PROBLEM TO SOLVE: Write out all of the entries exactly as given.

GIVEN RECORDS:
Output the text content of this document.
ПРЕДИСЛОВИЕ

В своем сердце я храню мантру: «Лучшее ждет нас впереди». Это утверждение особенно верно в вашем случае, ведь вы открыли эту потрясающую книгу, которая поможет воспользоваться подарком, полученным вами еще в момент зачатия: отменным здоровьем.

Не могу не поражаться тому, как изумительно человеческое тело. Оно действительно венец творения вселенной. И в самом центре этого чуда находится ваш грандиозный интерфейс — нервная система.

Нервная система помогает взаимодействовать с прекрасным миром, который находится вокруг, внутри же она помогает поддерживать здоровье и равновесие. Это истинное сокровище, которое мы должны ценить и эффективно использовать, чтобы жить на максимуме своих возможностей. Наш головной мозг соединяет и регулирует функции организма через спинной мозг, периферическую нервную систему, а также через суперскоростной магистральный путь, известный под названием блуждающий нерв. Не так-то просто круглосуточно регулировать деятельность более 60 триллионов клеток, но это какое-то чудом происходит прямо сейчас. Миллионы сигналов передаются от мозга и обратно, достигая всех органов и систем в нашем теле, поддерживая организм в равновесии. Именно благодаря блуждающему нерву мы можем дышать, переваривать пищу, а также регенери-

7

EXERCISE RESPONSE:
Output the text content of this document.
ПРЕДИСЛОВИЕ

В своем сердце я храню мантру: «Лучшее ждет нас впереди». Это утверждение особенно верно в вашем случае, ведь вы открыли эту потрясающую книгу, которая поможет воспользоваться подарком, полученным вами еще в момент зачатия: отменным здоровьем.

Не могу не поражаться тому, как изумительно человеческое тело. Оно действительно венец творения вселенной. И в самом центре этого чуда находится ваш грандиозный интерфейс — нервная система.

Нервная система помогает взаимодействовать с прекрасным миром, который находится вокруг, внутри же она помогает поддерживать здоровье и равновесие. Это истинное сокровище, которое мы должны ценить и эффективно использовать, чтобы жить на максимуме своих возможностей. Наш головной мозг соединяет и регулирует функции организма через спинной мозг, периферическую нервную систему, а также через суперскоростной магистральный путь, известный под названием блуждающий нерв. Не так-то просто круглосуточно регулировать деятельность более 60 триллионов клеток, но это какое-то чудом происходит прямо сейчас. Миллионы сигналов передаются от мозга и обратно, достигая всех органов и систем в нашем теле, поддерживая организм в равновесии. Именно благодаря блуждающему нерву мы можем дышать, переваривать пищу, а также регенери-

7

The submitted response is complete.